***** Given entries *****

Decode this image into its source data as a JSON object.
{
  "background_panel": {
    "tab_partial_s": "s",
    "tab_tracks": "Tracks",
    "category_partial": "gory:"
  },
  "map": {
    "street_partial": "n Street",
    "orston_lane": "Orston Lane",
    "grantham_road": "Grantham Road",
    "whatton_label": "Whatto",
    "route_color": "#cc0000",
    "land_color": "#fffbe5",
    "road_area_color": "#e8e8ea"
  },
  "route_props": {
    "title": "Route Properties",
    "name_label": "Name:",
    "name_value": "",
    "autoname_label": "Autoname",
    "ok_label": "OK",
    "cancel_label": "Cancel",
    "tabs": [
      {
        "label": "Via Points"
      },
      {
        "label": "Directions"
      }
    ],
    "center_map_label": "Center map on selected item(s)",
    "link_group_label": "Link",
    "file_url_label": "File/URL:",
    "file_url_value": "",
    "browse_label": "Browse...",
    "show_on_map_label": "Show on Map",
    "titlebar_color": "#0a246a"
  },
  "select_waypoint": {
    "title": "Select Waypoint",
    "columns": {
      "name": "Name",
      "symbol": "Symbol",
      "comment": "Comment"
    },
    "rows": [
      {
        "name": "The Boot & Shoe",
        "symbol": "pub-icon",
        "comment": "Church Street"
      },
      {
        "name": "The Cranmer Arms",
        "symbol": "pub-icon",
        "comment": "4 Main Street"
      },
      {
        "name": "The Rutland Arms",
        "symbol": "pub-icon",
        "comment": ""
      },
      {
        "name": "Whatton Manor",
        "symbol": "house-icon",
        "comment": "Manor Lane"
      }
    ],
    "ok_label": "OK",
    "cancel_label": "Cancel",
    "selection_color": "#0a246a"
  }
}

*****

### Request:
Print all of the entries exactly as they are written.

### Expected answer:
Decode this image into its source data as a JSON object.
{
  "background_panel": {
    "tab_partial_s": "s",
    "tab_tracks": "Tracks",
    "category_partial": "gory:"
  },
  "map": {
    "street_partial": "n Street",
    "orston_lane": "Orston Lane",
    "grantham_road": "Grantham Road",
    "whatton_label": "Whatto",
    "route_color": "#cc0000",
    "land_color": "#fffbe5",
    "road_area_color": "#e8e8ea"
  },
  "route_props": {
    "title": "Route Properties",
    "name_label": "Name:",
    "name_value": "",
    "autoname_label": "Autoname",
    "ok_label": "OK",
    "cancel_label": "Cancel",
    "tabs": [
      {
        "label": "Via Points"
      },
      {
        "label": "Directions"
      }
    ],
    "center_map_label": "Center map on selected item(s)",
    "link_group_label": "Link",
    "file_url_label": "File/URL:",
    "file_url_value": "",
    "browse_label": "Browse...",
    "show_on_map_label": "Show on Map",
    "titlebar_color": "#0a246a"
  },
  "select_waypoint": {
    "title": "Select Waypoint",
    "columns": {
      "name": "Name",
      "symbol": "Symbol",
      "comment": "Comment"
    },
    "rows": [
      {
        "name": "The Boot & Shoe",
        "symbol": "pub-icon",
        "comment": "Church Street"
      },
      {
        "name": "The Cranmer Arms",
        "symbol": "pub-icon",
        "comment": "4 Main Street"
      },
      {
        "name": "The Rutland Arms",
        "symbol": "pub-icon",
        "comment": ""
      },
      {
        "name": "Whatton Manor",
        "symbol": "house-icon",
        "comment": "Manor Lane"
      }
    ],
    "ok_label": "OK",
    "cancel_label": "Cancel",
    "selection_color": "#0a246a"
  }
}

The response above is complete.